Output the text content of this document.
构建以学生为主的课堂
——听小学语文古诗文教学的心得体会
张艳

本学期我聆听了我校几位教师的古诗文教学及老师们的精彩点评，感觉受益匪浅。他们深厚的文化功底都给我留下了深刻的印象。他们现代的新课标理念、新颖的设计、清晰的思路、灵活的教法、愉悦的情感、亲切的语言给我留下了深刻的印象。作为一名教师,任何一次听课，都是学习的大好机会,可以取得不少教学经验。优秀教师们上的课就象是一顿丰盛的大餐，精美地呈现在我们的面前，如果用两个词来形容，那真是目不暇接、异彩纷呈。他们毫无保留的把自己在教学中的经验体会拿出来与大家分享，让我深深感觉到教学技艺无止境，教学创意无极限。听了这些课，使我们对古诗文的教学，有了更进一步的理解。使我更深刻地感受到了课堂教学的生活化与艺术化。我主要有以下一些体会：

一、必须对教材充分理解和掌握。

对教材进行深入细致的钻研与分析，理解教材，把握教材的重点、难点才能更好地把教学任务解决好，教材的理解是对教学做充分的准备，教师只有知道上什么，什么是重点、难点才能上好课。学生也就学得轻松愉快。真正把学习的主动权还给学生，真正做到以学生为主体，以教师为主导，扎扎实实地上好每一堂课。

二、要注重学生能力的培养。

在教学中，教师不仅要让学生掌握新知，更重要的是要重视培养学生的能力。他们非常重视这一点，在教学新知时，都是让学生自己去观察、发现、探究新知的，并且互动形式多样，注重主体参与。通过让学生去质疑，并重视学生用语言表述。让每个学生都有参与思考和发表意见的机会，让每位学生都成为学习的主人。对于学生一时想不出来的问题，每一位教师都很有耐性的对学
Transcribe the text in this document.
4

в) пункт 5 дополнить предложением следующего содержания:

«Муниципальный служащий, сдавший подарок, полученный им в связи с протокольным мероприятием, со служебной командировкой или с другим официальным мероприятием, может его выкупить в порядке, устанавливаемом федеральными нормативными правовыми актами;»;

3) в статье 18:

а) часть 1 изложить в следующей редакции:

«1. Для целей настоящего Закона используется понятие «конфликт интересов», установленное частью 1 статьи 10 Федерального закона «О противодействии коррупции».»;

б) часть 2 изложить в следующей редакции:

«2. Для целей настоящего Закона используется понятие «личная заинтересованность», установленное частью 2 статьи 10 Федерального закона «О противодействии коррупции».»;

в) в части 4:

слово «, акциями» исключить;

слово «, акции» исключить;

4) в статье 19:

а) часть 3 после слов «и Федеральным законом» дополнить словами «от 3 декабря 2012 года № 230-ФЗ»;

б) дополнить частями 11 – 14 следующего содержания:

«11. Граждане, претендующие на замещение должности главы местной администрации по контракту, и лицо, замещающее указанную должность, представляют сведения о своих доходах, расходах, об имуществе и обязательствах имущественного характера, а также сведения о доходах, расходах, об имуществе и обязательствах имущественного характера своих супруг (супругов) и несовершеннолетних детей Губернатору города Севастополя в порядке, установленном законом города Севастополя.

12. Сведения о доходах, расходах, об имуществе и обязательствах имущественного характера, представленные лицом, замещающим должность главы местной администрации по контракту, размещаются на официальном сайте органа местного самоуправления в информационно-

·····

» Instructions for the task
Can you restate every record above word for word?

» Written solution
Output the text content of this document.
构建以学生为主的课堂
——听小学语文古诗文教学的心得体会
张艳

本学期我聆听了我校几位教师的古诗文教学及老师们的精彩点评，感觉受益匪浅。他们深厚的文化功底都给我留下了深刻的印象。他们现代的新课标理念、新颖的设计、清晰的思路、灵活的教法、愉悦的情感、亲切的语言给我留下了深刻的印象。作为一名教师,任何一次听课，都是学习的大好机会,可以取得不少教学经验。优秀教师们上的课就象是一顿丰盛的大餐，精美地呈现在我们的面前，如果用两个词来形容，那真是目不暇接、异彩纷呈。他们毫无保留的把自己在教学中的经验体会拿出来与大家分享，让我深深感觉到教学技艺无止境，教学创意无极限。听了这些课，使我们对古诗文的教学，有了更进一步的理解。使我更深刻地感受到了课堂教学的生活化与艺术化。我主要有以下一些体会：

一、必须对教材充分理解和掌握。

对教材进行深入细致的钻研与分析，理解教材，把握教材的重点、难点才能更好地把教学任务解决好，教材的理解是对教学做充分的准备，教师只有知道上什么，什么是重点、难点才能上好课。学生也就学得轻松愉快。真正把学习的主动权还给学生，真正做到以学生为主体，以教师为主导，扎扎实实地上好每一堂课。

二、要注重学生能力的培养。

在教学中，教师不仅要让学生掌握新知，更重要的是要重视培养学生的能力。他们非常重视这一点，在教学新知时，都是让学生自己去观察、发现、探究新知的，并且互动形式多样，注重主体参与。通过让学生去质疑，并重视学生用语言表述。让每个学生都有参与思考和发表意见的机会，让每位学生都成为学习的主人。对于学生一时想不出来的问题，每一位教师都很有耐性的对学
Transcribe the text in this document.
4

в) пункт 5 дополнить предложением следующего содержания:

«Муниципальный служащий, сдавший подарок, полученный им в связи с протокольным мероприятием, со служебной командировкой или с другим официальным мероприятием, может его выкупить в порядке, устанавливаемом федеральными нормативными правовыми актами;»;

3) в статье 18:

а) часть 1 изложить в следующей редакции:

«1. Для целей настоящего Закона используется понятие «конфликт интересов», установленное частью 1 статьи 10 Федерального закона «О противодействии коррупции».»;

б) часть 2 изложить в следующей редакции:

«2. Для целей настоящего Закона используется понятие «личная заинтересованность», установленное частью 2 статьи 10 Федерального закона «О противодействии коррупции».»;

в) в части 4:

слово «, акциями» исключить;

слово «, акции» исключить;

4) в статье 19:

а) часть 3 после слов «и Федеральным законом» дополнить словами «от 3 декабря 2012 года № 230-ФЗ»;

б) дополнить частями 11 – 14 следующего содержания:

«11. Граждане, претендующие на замещение должности главы местной администрации по контракту, и лицо, замещающее указанную должность, представляют сведения о своих доходах, расходах, об имуществе и обязательствах имущественного характера, а также сведения о доходах, расходах, об имуществе и обязательствах имущественного характера своих супруг (супругов) и несовершеннолетних детей Губернатору города Севастополя в порядке, установленном законом города Севастополя.

12. Сведения о доходах, расходах, об имуществе и обязательствах имущественного характера, представленные лицом, замещающим должность главы местной администрации по контракту, размещаются на официальном сайте органа местного самоуправления в информационно-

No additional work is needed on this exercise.